Description of the task >>
Each line from the one that holds "What does this" to the end of the records is to be retyped exactly. Pictures are not part of the copy.
**** Input records
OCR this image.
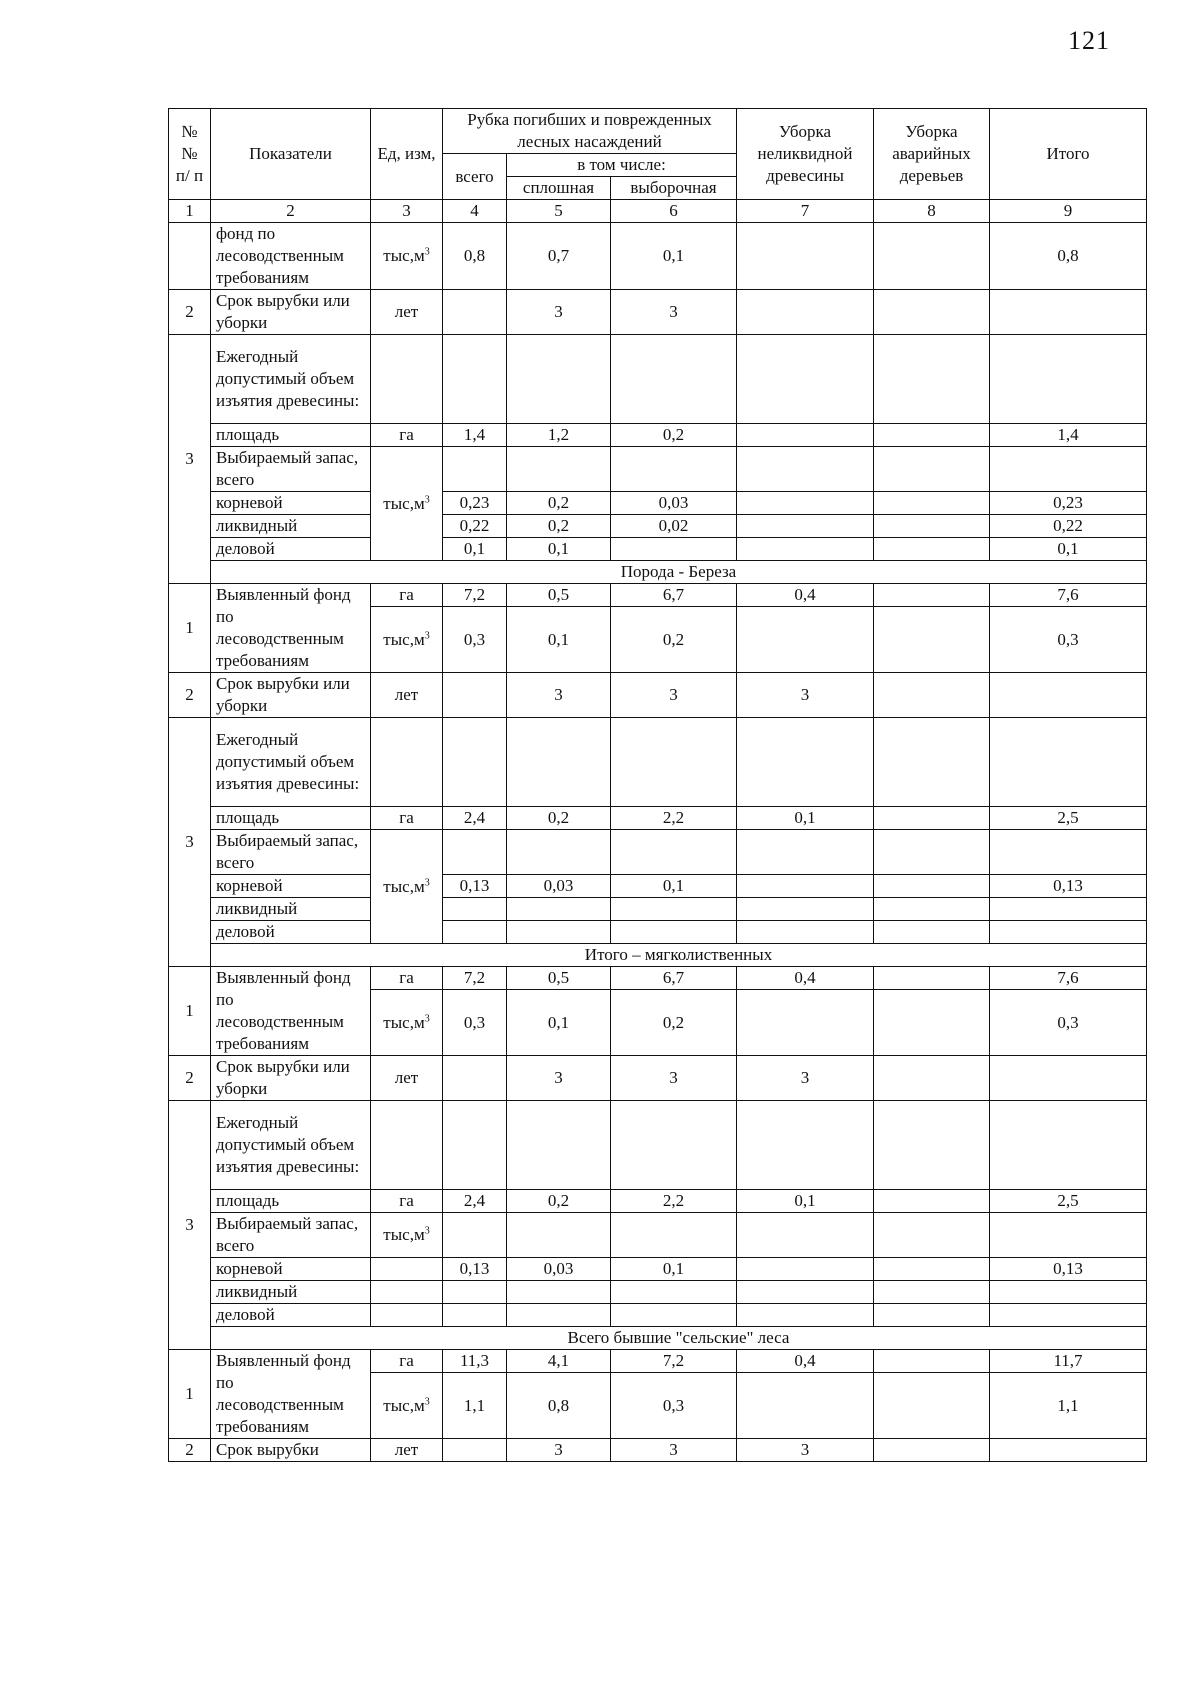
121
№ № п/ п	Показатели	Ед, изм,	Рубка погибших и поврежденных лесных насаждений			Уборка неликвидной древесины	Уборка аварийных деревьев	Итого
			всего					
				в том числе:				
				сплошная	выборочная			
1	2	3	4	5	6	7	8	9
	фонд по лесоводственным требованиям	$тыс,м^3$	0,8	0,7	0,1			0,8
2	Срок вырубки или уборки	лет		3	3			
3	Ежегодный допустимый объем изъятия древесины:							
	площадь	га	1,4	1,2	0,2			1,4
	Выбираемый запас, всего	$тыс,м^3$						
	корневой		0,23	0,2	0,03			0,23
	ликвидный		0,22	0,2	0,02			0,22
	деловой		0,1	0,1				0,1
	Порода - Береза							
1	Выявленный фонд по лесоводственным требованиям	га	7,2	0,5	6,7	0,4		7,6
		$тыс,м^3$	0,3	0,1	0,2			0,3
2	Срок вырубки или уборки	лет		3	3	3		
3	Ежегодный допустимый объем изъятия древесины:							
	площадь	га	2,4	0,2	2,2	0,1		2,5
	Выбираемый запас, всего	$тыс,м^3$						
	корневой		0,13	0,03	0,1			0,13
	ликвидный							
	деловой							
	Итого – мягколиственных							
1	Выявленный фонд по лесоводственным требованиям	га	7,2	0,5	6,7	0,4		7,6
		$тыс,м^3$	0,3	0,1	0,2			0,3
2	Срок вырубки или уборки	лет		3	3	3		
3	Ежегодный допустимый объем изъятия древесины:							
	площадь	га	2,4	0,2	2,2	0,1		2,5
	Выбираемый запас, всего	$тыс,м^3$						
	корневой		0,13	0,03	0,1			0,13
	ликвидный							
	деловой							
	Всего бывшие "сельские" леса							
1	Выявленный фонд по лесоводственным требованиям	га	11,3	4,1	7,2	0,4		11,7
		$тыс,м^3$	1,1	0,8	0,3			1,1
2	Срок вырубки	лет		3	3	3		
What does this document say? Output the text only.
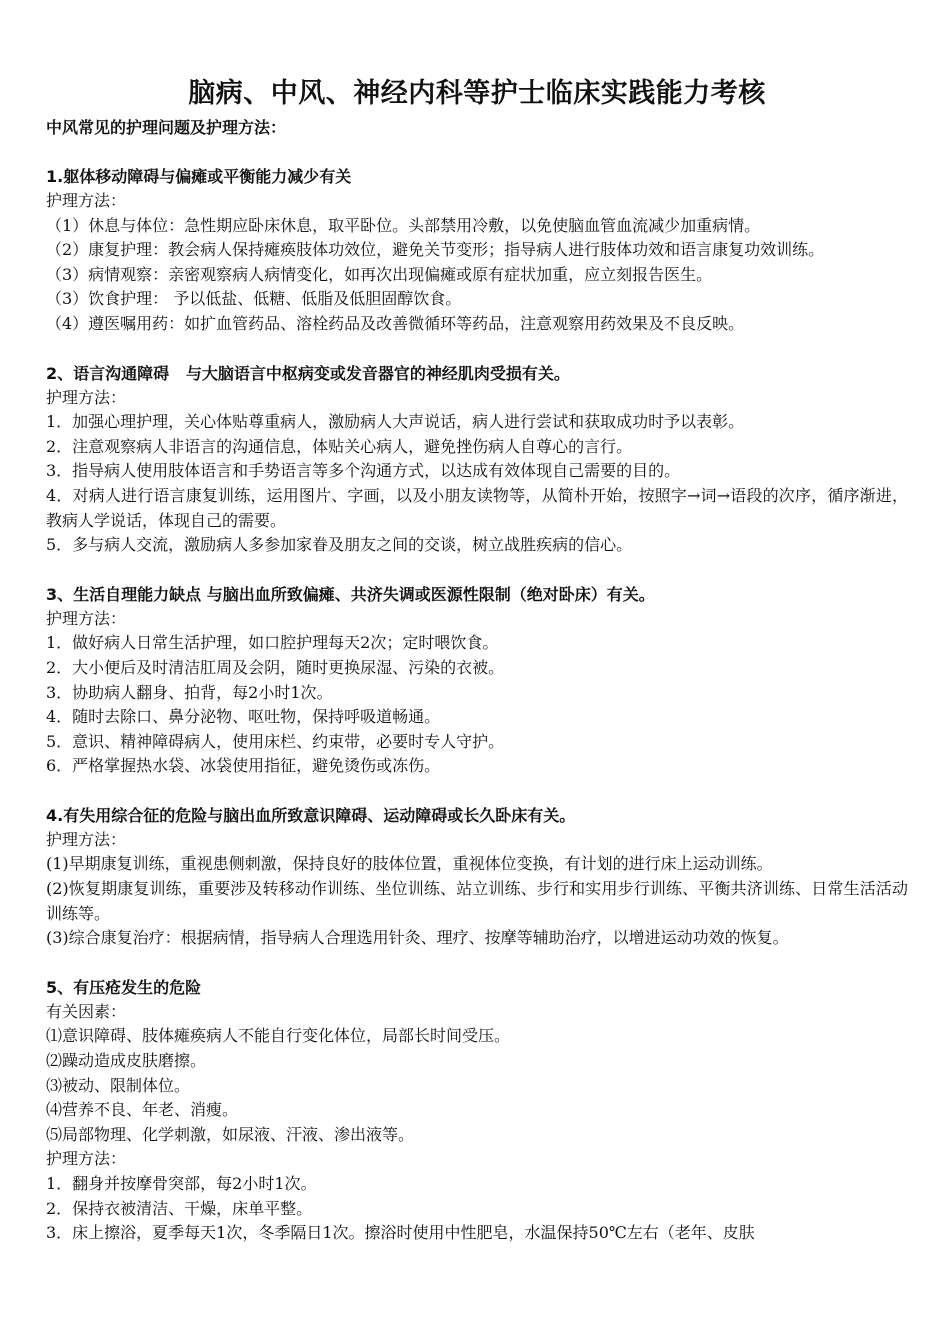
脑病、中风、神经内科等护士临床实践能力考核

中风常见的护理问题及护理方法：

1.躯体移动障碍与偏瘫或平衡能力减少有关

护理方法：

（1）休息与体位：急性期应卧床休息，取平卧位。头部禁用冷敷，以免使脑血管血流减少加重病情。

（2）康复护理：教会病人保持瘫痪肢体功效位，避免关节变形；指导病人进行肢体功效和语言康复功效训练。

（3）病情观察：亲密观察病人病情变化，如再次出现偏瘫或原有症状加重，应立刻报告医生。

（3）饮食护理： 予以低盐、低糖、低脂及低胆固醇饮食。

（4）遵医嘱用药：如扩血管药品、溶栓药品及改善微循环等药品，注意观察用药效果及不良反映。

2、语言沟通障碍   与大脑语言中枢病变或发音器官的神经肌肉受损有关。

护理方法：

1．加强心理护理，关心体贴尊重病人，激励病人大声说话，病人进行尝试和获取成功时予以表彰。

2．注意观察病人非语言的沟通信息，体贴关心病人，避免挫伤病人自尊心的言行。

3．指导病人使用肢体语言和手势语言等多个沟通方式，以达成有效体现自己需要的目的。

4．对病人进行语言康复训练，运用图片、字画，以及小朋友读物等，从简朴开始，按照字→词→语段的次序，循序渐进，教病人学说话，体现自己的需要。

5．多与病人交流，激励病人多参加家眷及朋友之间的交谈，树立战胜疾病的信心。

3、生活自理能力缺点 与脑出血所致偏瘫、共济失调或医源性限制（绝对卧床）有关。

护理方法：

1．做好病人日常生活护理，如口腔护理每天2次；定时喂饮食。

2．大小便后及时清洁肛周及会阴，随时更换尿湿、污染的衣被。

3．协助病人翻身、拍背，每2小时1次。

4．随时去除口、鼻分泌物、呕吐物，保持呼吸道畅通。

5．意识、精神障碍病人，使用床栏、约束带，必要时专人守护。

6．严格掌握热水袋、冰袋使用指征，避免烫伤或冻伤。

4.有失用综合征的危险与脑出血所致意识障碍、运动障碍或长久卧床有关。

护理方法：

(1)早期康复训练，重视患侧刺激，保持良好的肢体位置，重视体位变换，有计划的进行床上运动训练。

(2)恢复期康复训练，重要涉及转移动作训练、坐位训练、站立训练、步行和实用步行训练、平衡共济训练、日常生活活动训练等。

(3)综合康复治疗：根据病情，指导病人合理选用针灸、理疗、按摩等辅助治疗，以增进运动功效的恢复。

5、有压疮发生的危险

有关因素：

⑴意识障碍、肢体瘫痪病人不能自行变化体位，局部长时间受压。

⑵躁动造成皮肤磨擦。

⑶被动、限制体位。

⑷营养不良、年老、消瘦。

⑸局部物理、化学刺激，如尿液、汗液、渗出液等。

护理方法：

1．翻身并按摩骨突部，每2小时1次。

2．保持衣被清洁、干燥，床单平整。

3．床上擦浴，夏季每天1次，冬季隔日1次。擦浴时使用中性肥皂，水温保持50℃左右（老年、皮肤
********
Reply >>
What does this document say? Output the text only.
脑病、中风、神经内科等护士临床实践能力考核

中风常见的护理问题及护理方法：

1.躯体移动障碍与偏瘫或平衡能力减少有关

护理方法：

（1）休息与体位：急性期应卧床休息，取平卧位。头部禁用冷敷，以免使脑血管血流减少加重病情。

（2）康复护理：教会病人保持瘫痪肢体功效位，避免关节变形；指导病人进行肢体功效和语言康复功效训练。

（3）病情观察：亲密观察病人病情变化，如再次出现偏瘫或原有症状加重，应立刻报告医生。

（3）饮食护理： 予以低盐、低糖、低脂及低胆固醇饮食。

（4）遵医嘱用药：如扩血管药品、溶栓药品及改善微循环等药品，注意观察用药效果及不良反映。

2、语言沟通障碍   与大脑语言中枢病变或发音器官的神经肌肉受损有关。

护理方法：

1．加强心理护理，关心体贴尊重病人，激励病人大声说话，病人进行尝试和获取成功时予以表彰。

2．注意观察病人非语言的沟通信息，体贴关心病人，避免挫伤病人自尊心的言行。

3．指导病人使用肢体语言和手势语言等多个沟通方式，以达成有效体现自己需要的目的。

4．对病人进行语言康复训练，运用图片、字画，以及小朋友读物等，从简朴开始，按照字→词→语段的次序，循序渐进，教病人学说话，体现自己的需要。

5．多与病人交流，激励病人多参加家眷及朋友之间的交谈，树立战胜疾病的信心。

3、生活自理能力缺点 与脑出血所致偏瘫、共济失调或医源性限制（绝对卧床）有关。

护理方法：

1．做好病人日常生活护理，如口腔护理每天2次；定时喂饮食。

2．大小便后及时清洁肛周及会阴，随时更换尿湿、污染的衣被。

3．协助病人翻身、拍背，每2小时1次。

4．随时去除口、鼻分泌物、呕吐物，保持呼吸道畅通。

5．意识、精神障碍病人，使用床栏、约束带，必要时专人守护。

6．严格掌握热水袋、冰袋使用指征，避免烫伤或冻伤。

4.有失用综合征的危险与脑出血所致意识障碍、运动障碍或长久卧床有关。

护理方法：

(1)早期康复训练，重视患侧刺激，保持良好的肢体位置，重视体位变换，有计划的进行床上运动训练。

(2)恢复期康复训练，重要涉及转移动作训练、坐位训练、站立训练、步行和实用步行训练、平衡共济训练、日常生活活动训练等。

(3)综合康复治疗：根据病情，指导病人合理选用针灸、理疗、按摩等辅助治疗，以增进运动功效的恢复。

5、有压疮发生的危险

有关因素：

⑴意识障碍、肢体瘫痪病人不能自行变化体位，局部长时间受压。

⑵躁动造成皮肤磨擦。

⑶被动、限制体位。

⑷营养不良、年老、消瘦。

⑸局部物理、化学刺激，如尿液、汗液、渗出液等。

护理方法：

1．翻身并按摩骨突部，每2小时1次。

2．保持衣被清洁、干燥，床单平整。

3．床上擦浴，夏季每天1次，冬季隔日1次。擦浴时使用中性肥皂，水温保持50℃左右（老年、皮肤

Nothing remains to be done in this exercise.